» **TASK TO CARRY OUT**
Isolate every line in the data with the string "заключившим" and copy it.

* begin LISTING *

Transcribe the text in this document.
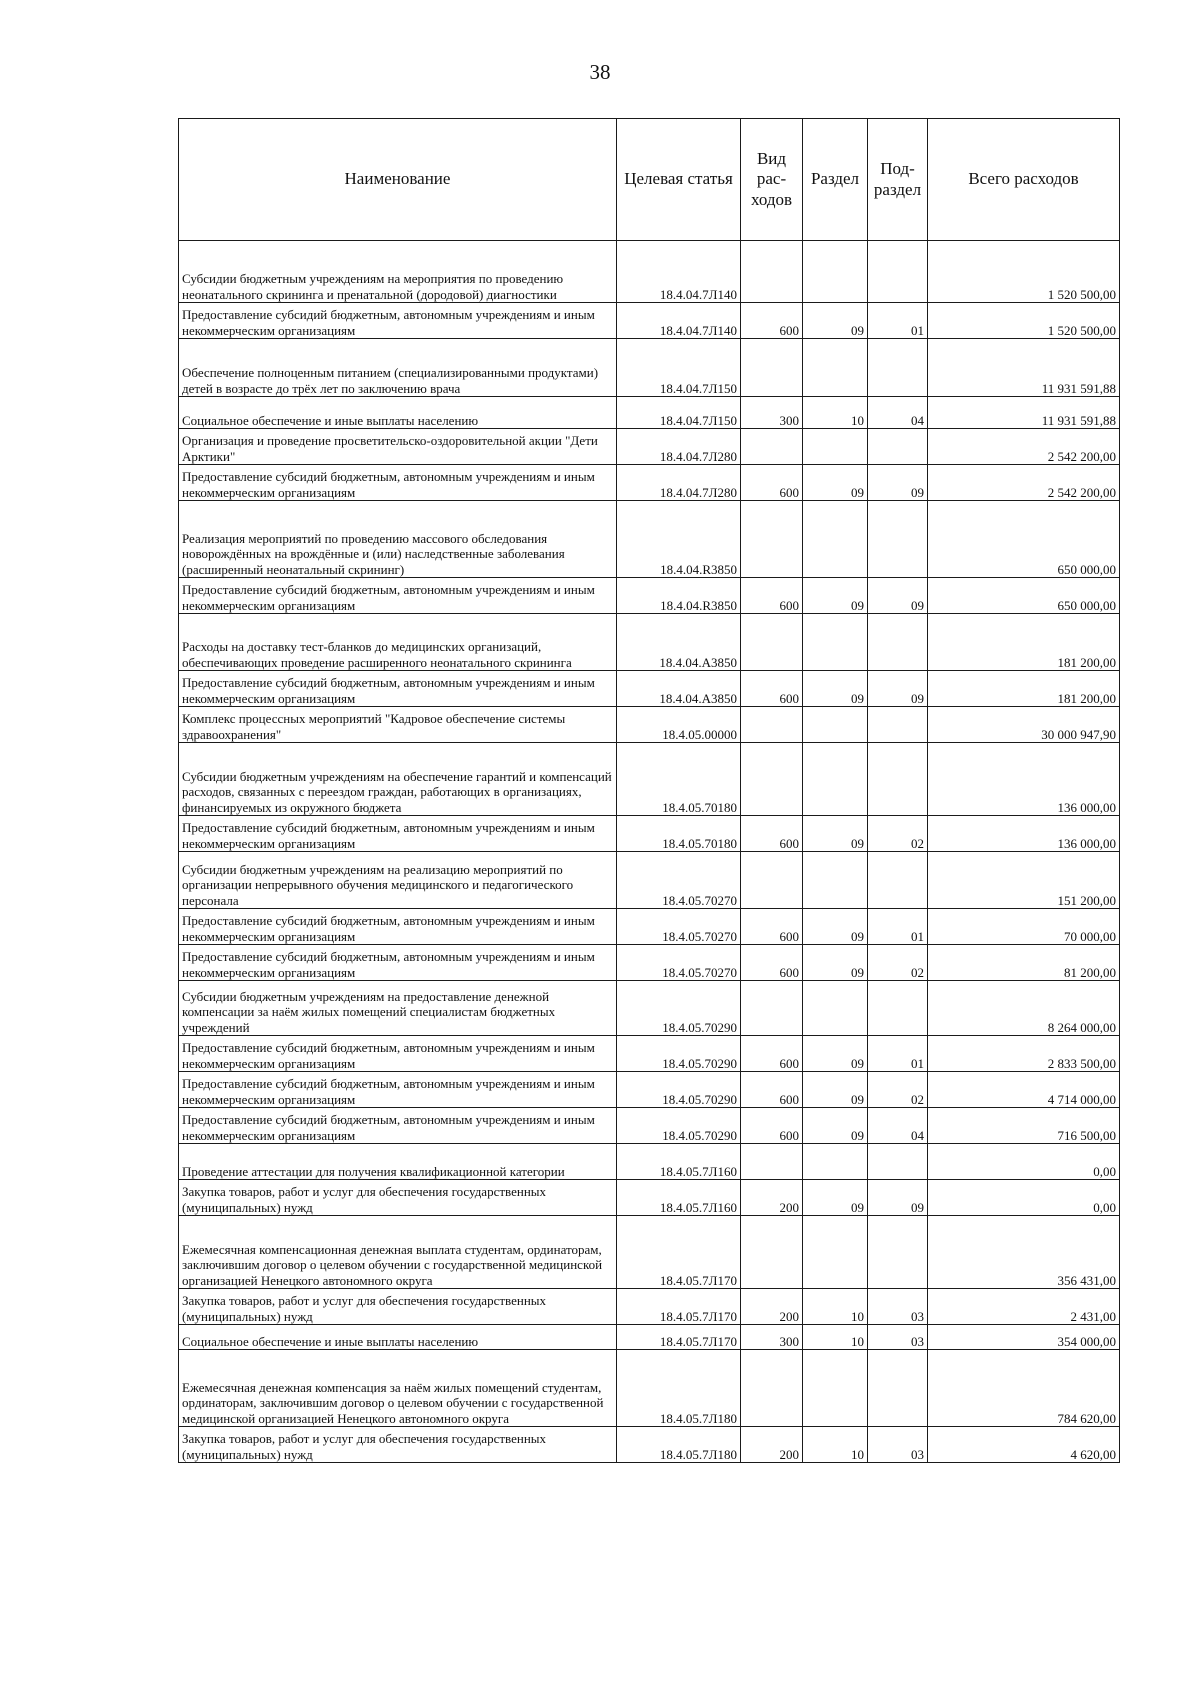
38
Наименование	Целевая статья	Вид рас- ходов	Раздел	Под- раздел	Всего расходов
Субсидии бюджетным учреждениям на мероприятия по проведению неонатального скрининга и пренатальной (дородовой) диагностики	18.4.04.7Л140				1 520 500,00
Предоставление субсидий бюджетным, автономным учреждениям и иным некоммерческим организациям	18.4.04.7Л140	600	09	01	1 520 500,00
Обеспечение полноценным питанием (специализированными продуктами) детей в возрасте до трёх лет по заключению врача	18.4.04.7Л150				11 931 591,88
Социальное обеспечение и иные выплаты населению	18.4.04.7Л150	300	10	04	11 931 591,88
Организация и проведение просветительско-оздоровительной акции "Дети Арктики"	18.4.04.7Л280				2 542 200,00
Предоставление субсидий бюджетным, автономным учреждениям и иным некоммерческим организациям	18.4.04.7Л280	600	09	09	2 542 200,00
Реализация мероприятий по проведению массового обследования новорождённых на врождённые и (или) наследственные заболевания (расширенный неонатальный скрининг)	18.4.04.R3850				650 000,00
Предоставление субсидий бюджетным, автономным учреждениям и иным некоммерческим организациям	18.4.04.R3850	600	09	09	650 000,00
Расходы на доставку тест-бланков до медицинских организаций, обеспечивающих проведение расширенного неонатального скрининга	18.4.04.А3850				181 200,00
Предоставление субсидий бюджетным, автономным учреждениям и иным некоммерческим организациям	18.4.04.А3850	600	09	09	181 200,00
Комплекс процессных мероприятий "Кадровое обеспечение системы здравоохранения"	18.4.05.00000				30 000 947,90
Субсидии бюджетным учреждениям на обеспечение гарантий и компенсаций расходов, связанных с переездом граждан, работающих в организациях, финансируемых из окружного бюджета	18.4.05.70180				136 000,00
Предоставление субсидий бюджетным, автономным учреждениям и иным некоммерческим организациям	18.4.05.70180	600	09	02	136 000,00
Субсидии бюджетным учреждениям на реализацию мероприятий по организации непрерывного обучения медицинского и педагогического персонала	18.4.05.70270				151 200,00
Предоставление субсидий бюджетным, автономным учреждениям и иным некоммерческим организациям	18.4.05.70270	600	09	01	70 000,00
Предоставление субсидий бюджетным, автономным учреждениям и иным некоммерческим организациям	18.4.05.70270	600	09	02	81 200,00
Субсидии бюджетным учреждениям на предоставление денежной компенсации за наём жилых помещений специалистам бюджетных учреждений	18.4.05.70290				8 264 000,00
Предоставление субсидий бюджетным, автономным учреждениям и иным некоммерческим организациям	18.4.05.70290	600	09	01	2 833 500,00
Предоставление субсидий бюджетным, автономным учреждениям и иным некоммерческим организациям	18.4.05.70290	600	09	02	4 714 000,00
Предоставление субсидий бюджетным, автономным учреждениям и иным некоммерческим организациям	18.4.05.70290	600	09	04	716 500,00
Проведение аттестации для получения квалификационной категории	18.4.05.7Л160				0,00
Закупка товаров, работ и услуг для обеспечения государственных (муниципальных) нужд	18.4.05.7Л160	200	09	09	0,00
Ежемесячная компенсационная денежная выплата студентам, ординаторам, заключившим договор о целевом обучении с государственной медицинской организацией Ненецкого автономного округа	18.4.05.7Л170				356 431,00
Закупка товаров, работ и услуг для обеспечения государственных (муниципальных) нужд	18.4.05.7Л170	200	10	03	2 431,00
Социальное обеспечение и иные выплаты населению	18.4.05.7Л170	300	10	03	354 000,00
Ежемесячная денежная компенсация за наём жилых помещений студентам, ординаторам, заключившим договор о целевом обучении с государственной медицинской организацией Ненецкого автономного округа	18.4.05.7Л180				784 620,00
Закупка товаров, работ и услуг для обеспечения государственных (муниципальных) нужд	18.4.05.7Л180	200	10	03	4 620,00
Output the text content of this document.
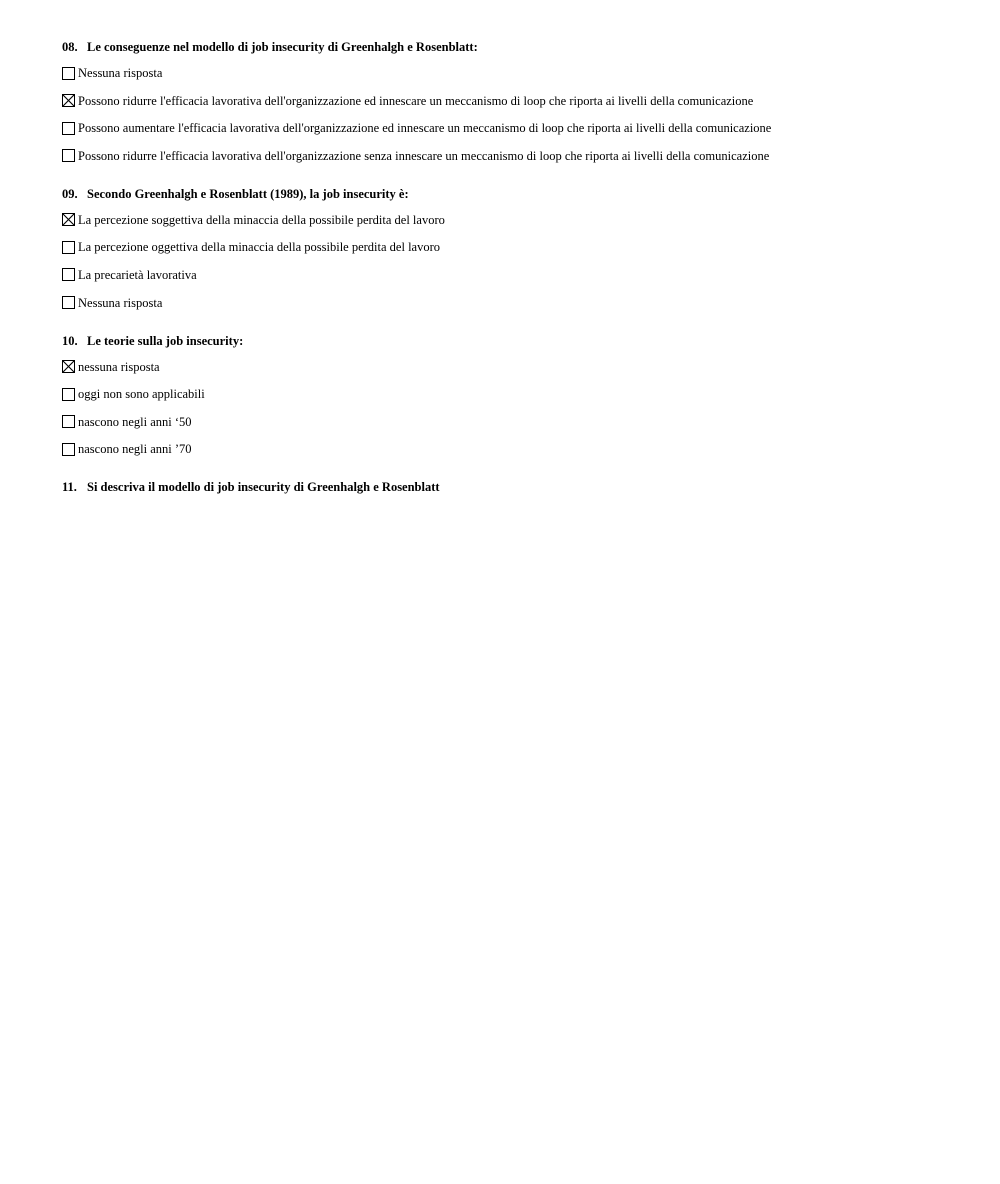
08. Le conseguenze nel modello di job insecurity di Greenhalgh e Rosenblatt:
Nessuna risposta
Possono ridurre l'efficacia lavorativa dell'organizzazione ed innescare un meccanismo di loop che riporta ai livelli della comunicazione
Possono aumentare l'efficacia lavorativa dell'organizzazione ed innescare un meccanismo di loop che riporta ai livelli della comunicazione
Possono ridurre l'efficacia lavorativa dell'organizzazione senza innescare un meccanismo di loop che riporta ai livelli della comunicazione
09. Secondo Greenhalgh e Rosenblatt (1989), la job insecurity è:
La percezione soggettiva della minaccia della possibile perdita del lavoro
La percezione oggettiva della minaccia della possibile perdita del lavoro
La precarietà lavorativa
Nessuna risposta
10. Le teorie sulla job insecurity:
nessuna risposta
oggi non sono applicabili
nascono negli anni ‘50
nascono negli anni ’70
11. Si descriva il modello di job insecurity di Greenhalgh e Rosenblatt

* end LISTING *

» **SOLUTION TO THIS EXERCISE**
Ежемесячная компенсационная денежная выплата студентам, ординаторам, заключившим договор о целевом обучении с государственной медицинской организацией Ненецкого автономного округа	18.4.05.7Л170				356 431,00
Ежемесячная денежная компенсация за наём жилых помещений студентам, ординаторам, заключившим договор о целевом обучении с государственной медицинской организацией Ненецкого автономного округа	18.4.05.7Л180				784 620,00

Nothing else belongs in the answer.